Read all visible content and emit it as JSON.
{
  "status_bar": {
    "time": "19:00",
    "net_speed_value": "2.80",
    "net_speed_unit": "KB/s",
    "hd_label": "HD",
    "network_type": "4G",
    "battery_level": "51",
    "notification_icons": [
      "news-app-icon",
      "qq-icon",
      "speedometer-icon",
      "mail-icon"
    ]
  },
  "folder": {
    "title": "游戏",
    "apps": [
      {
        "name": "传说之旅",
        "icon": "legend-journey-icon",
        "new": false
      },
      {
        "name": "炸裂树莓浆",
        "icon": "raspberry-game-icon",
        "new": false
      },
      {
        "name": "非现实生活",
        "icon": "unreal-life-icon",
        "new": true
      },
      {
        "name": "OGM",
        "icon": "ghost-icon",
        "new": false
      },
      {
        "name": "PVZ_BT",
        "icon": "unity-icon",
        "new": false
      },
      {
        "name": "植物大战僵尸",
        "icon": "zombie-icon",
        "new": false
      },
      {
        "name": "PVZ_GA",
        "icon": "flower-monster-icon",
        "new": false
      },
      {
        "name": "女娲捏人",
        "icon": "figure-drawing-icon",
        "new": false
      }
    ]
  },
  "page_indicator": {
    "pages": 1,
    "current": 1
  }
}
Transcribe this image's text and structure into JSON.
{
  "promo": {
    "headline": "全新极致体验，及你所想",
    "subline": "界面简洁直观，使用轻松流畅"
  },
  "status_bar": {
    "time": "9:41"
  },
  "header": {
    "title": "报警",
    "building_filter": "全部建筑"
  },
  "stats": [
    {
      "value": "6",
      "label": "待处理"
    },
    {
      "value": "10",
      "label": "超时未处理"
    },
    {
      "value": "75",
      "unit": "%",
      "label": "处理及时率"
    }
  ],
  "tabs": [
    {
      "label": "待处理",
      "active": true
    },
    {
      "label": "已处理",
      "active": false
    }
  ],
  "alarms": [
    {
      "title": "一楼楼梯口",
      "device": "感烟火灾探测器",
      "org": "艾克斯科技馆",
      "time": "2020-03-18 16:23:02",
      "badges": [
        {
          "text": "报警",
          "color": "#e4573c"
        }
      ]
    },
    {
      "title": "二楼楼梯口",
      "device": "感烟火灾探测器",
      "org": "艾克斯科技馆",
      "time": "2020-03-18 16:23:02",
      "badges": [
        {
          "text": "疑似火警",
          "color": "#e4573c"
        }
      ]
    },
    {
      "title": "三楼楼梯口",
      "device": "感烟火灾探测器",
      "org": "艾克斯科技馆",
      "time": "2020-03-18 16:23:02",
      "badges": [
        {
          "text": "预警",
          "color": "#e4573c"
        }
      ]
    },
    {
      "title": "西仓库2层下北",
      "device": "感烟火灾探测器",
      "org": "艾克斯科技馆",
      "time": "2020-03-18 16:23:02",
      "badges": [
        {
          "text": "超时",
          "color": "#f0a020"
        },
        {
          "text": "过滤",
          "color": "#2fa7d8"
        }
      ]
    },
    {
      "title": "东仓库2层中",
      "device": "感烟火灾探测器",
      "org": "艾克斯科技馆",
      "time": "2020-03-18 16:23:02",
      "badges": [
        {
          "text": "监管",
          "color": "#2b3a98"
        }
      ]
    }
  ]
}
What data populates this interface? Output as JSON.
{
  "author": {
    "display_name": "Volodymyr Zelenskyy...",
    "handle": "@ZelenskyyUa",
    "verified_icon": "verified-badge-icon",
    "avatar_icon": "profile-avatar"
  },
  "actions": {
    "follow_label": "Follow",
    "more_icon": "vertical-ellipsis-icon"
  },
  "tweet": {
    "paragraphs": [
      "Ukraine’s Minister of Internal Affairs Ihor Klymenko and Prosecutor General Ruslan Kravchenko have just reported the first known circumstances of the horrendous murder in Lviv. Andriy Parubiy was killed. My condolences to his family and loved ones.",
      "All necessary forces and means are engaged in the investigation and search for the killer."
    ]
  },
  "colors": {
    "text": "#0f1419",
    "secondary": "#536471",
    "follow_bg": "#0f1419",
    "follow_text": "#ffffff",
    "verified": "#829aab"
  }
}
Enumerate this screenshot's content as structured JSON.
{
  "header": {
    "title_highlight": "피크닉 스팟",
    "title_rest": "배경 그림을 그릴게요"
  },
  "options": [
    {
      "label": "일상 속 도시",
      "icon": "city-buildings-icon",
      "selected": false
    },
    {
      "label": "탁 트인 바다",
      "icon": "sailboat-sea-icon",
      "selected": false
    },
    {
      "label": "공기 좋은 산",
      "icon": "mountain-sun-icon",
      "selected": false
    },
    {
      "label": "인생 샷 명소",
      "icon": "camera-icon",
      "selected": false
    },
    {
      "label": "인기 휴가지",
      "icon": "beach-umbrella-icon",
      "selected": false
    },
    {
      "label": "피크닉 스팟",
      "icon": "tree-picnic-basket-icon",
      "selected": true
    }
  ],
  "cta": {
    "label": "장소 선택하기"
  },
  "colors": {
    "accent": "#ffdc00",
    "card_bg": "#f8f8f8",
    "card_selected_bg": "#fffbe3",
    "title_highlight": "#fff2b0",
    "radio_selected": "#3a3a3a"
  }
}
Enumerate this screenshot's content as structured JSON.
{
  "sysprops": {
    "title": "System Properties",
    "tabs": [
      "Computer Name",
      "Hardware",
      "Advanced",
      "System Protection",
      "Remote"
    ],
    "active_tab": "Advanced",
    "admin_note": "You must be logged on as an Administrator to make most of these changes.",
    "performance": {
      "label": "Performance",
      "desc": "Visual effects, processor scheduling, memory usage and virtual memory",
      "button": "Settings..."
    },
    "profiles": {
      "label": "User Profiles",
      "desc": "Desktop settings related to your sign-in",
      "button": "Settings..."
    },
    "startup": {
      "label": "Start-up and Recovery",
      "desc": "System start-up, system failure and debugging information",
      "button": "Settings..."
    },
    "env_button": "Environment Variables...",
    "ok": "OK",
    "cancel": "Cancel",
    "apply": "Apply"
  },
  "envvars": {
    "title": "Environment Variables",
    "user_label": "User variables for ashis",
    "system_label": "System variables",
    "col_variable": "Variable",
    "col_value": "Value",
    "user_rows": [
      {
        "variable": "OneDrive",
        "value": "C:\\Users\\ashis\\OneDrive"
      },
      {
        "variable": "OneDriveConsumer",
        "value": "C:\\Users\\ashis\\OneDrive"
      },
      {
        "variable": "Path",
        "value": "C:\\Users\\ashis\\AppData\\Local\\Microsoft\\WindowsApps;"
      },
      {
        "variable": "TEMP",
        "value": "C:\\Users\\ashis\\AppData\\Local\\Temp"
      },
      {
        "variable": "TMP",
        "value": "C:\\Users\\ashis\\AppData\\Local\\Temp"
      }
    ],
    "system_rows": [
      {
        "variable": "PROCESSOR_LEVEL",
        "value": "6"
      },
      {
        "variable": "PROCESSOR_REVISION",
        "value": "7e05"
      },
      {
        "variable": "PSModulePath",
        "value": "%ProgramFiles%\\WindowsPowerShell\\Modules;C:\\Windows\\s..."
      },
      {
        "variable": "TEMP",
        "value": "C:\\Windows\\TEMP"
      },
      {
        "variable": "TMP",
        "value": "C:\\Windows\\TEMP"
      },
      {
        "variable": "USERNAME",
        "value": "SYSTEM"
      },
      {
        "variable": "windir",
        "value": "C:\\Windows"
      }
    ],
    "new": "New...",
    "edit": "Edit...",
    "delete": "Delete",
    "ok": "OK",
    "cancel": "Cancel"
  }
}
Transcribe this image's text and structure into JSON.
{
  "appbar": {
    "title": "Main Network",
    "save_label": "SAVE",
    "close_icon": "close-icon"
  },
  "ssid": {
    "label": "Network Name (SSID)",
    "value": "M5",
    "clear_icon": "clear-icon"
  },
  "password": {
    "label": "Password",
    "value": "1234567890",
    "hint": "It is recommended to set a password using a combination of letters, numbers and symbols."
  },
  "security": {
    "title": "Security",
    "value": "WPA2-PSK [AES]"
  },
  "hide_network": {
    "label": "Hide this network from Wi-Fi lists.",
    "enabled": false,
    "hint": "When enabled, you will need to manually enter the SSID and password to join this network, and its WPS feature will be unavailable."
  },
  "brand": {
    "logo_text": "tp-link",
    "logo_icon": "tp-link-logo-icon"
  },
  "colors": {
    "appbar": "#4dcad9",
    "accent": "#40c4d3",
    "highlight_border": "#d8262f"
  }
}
::::
■ Written instruction
Show each line of the data that contains the string "Environment".

■ Full response
    "env_button": "Environment Variables...",
    "title": "Environment Variables",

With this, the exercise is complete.